### YOUR TASK:
Provide only the number of lines where "data" occurs.

### EXERCISE MATERIAL:

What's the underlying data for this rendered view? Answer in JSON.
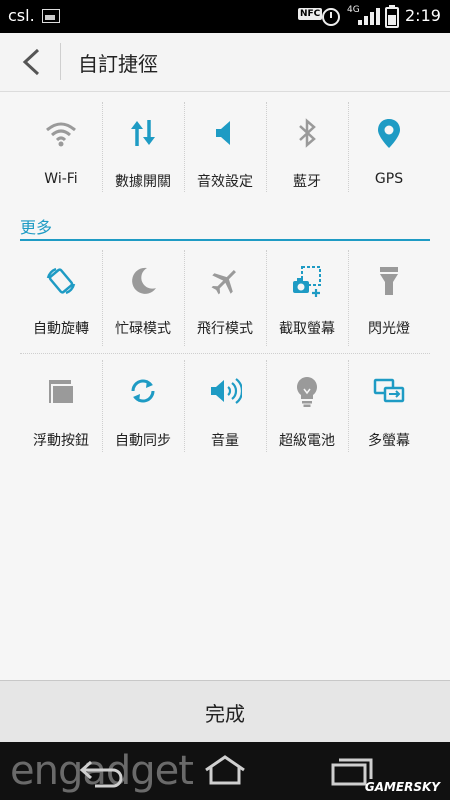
{
  "status_bar": {
    "carrier": "csl.",
    "network": "4G",
    "time": "2:19",
    "nfc": "NFC"
  },
  "header": {
    "back_icon": "chevron-left-icon",
    "title": "自訂捷徑"
  },
  "active_shortcuts": [
    {
      "label": "Wi-Fi",
      "icon": "wifi-icon"
    },
    {
      "label": "數據開關",
      "icon": "data-toggle-icon"
    },
    {
      "label": "音效設定",
      "icon": "sound-icon"
    },
    {
      "label": "藍牙",
      "icon": "bluetooth-icon"
    },
    {
      "label": "GPS",
      "icon": "location-pin-icon"
    }
  ],
  "more_section": {
    "label": "更多",
    "rows": [
      [
        {
          "label": "自動旋轉",
          "icon": "auto-rotate-icon"
        },
        {
          "label": "忙碌模式",
          "icon": "moon-icon"
        },
        {
          "label": "飛行模式",
          "icon": "airplane-icon"
        },
        {
          "label": "截取螢幕",
          "icon": "screenshot-icon"
        },
        {
          "label": "閃光燈",
          "icon": "flashlight-icon"
        }
      ],
      [
        {
          "label": "浮動按鈕",
          "icon": "floating-button-icon"
        },
        {
          "label": "自動同步",
          "icon": "sync-icon"
        },
        {
          "label": "音量",
          "icon": "volume-icon"
        },
        {
          "label": "超級電池",
          "icon": "lightbulb-icon"
        },
        {
          "label": "多螢幕",
          "icon": "multi-screen-icon"
        }
      ]
    ]
  },
  "done_button": {
    "label": "完成"
  },
  "watermark": {
    "text": "engadget",
    "site": "GAMERSKY"
  },
  "colors": {
    "accent": "#1e9bc4",
    "inactive": "#9a9a9a"
  }
}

### OUTPUT FOR THIS EXERCISE:
2